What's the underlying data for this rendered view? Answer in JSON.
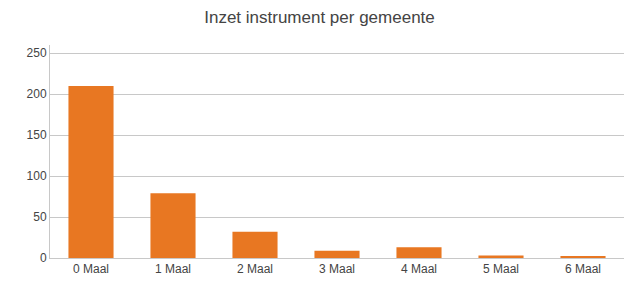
{
  "chart_data": {
    "type": "bar",
    "title": "Inzet instrument per gemeente",
    "categories": [
      "0 Maal",
      "1 Maal",
      "2 Maal",
      "3 Maal",
      "4 Maal",
      "5 Maal",
      "6 Maal"
    ],
    "values": [
      210,
      79,
      32,
      9,
      13,
      3,
      2
    ],
    "color": "#E87722",
    "ylim": [
      0,
      260
    ],
    "yticks": [
      0,
      50,
      100,
      150,
      200,
      250
    ],
    "grid": true
  }
}
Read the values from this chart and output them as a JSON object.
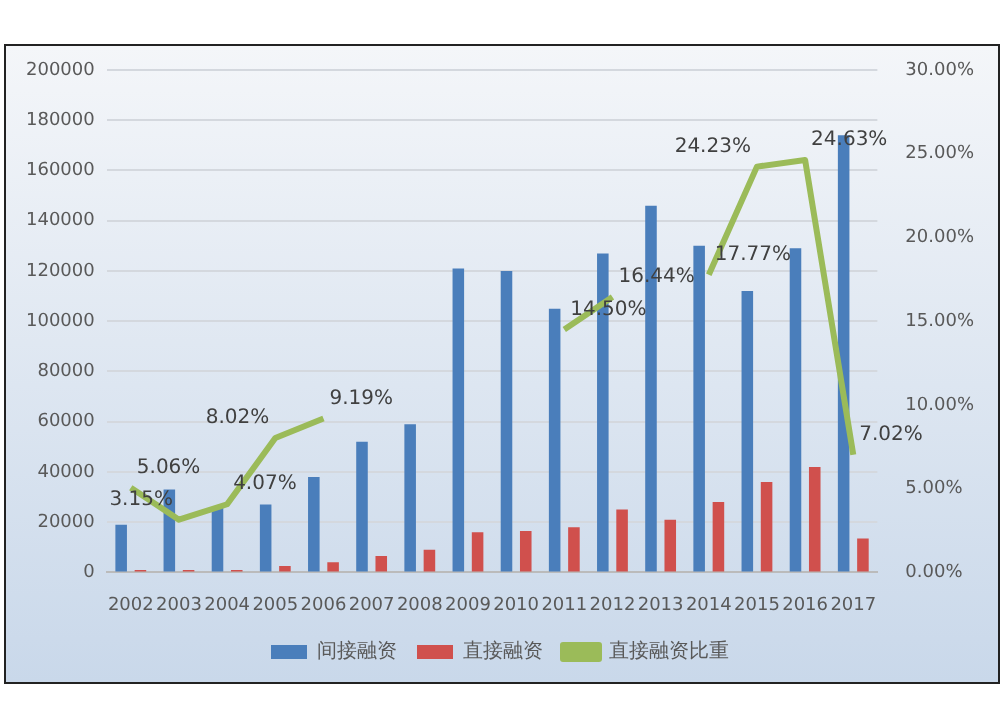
{
  "chart_data": {
    "type": "bar",
    "categories": [
      "2002",
      "2003",
      "2004",
      "2005",
      "2006",
      "2007",
      "2008",
      "2009",
      "2010",
      "2011",
      "2012",
      "2013",
      "2014",
      "2015",
      "2016",
      "2017"
    ],
    "series": [
      {
        "name": "间接融资",
        "color": "#4a7ebb",
        "values": [
          19000,
          33000,
          26000,
          27000,
          38000,
          52000,
          59000,
          121000,
          120000,
          105000,
          127000,
          146000,
          130000,
          112000,
          129000,
          174000
        ]
      },
      {
        "name": "直接融资",
        "color": "#d0504d",
        "values": [
          1000,
          1000,
          1000,
          2500,
          4000,
          6500,
          9000,
          16000,
          16500,
          18000,
          25000,
          21000,
          28000,
          36000,
          42000,
          13500
        ]
      },
      {
        "name": "直接融资比重",
        "type": "line",
        "axis": "y2",
        "color": "#9bbb59",
        "marker": "none",
        "values": [
          5.06,
          3.15,
          4.07,
          8.02,
          9.19,
          null,
          null,
          null,
          null,
          14.5,
          16.44,
          null,
          17.77,
          24.23,
          24.63,
          7.02
        ],
        "value_labels": [
          "5.06%",
          "3.15%",
          "4.07%",
          "8.02%",
          "9.19%",
          null,
          null,
          null,
          null,
          "14.50%",
          "16.44%",
          null,
          "17.77%",
          "24.23%",
          "24.63%",
          "7.02%"
        ]
      }
    ],
    "ylim": [
      0,
      200000
    ],
    "yticks": [
      0,
      20000,
      40000,
      60000,
      80000,
      100000,
      120000,
      140000,
      160000,
      180000,
      200000
    ],
    "y2lim": [
      0,
      30
    ],
    "y2ticks": [
      {
        "value": 0,
        "label": "0.00%"
      },
      {
        "value": 5,
        "label": "5.00%"
      },
      {
        "value": 10,
        "label": "10.00%"
      },
      {
        "value": 15,
        "label": "15.00%"
      },
      {
        "value": 20,
        "label": "20.00%"
      },
      {
        "value": 25,
        "label": "25.00%"
      },
      {
        "value": 30,
        "label": "30.00%"
      }
    ],
    "grid": "y",
    "legend": "bottom"
  }
}
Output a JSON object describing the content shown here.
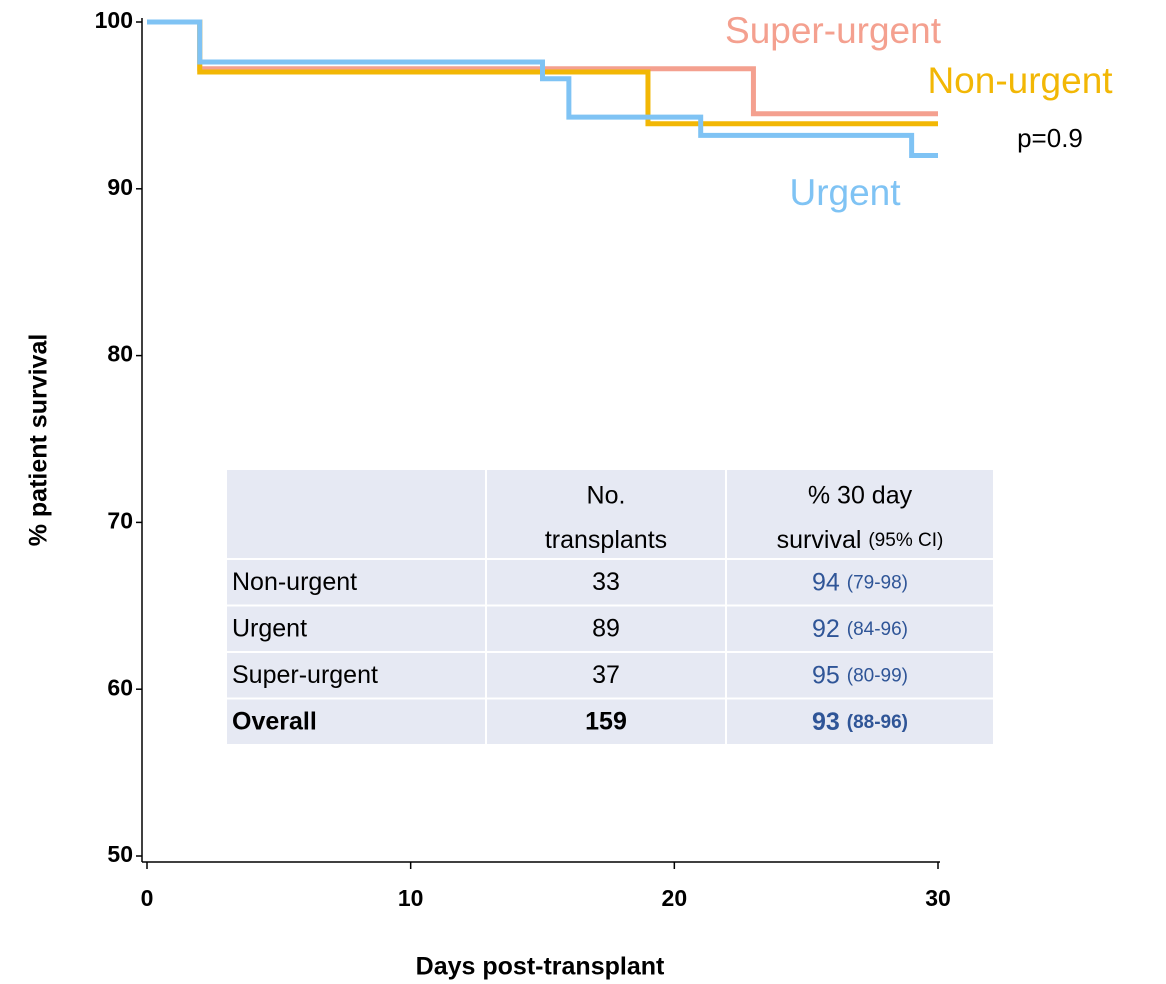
{
  "chart_data": {
    "type": "step",
    "xlabel": "Days post-transplant",
    "ylabel": "% patient survival",
    "xlim": [
      0,
      30
    ],
    "xticks": [
      0,
      10,
      20,
      30
    ],
    "ylim": [
      50,
      100
    ],
    "yticks": [
      50,
      60,
      70,
      80,
      90,
      100
    ],
    "series": [
      {
        "name": "Super-urgent",
        "color": "#f4a08f",
        "x": [
          0,
          2,
          23,
          30
        ],
        "values": [
          100,
          97.2,
          94.5,
          94.5
        ]
      },
      {
        "name": "Non-urgent",
        "color": "#f2b705",
        "x": [
          0,
          2,
          19,
          30
        ],
        "values": [
          100,
          97.0,
          93.9,
          93.9
        ]
      },
      {
        "name": "Urgent",
        "color": "#7fc3f4",
        "x": [
          0,
          2,
          15,
          16,
          21,
          29,
          30
        ],
        "values": [
          100,
          97.6,
          96.6,
          94.3,
          93.2,
          92.0,
          92.0
        ]
      }
    ],
    "annotations": [
      "p=0.9"
    ],
    "table": {
      "columns": [
        {
          "line1": "No.",
          "line2": "transplants"
        },
        {
          "line1": "% 30 day",
          "line2": "survival",
          "note": "(95% CI)"
        }
      ],
      "rows": [
        {
          "label": "Non-urgent",
          "n": 33,
          "survival": 94,
          "ci": "(79-98)"
        },
        {
          "label": "Urgent",
          "n": 89,
          "survival": 92,
          "ci": "(84-96)"
        },
        {
          "label": "Super-urgent",
          "n": 37,
          "survival": 95,
          "ci": "(80-99)"
        }
      ],
      "total": {
        "label": "Overall",
        "n": 159,
        "survival": 93,
        "ci": "(88-96)"
      }
    }
  }
}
──────────────────────────────
== Direction ==
Check every line of the listing for the string "type" and report how many lines have it, as a number alone.

== Correct answer ==
4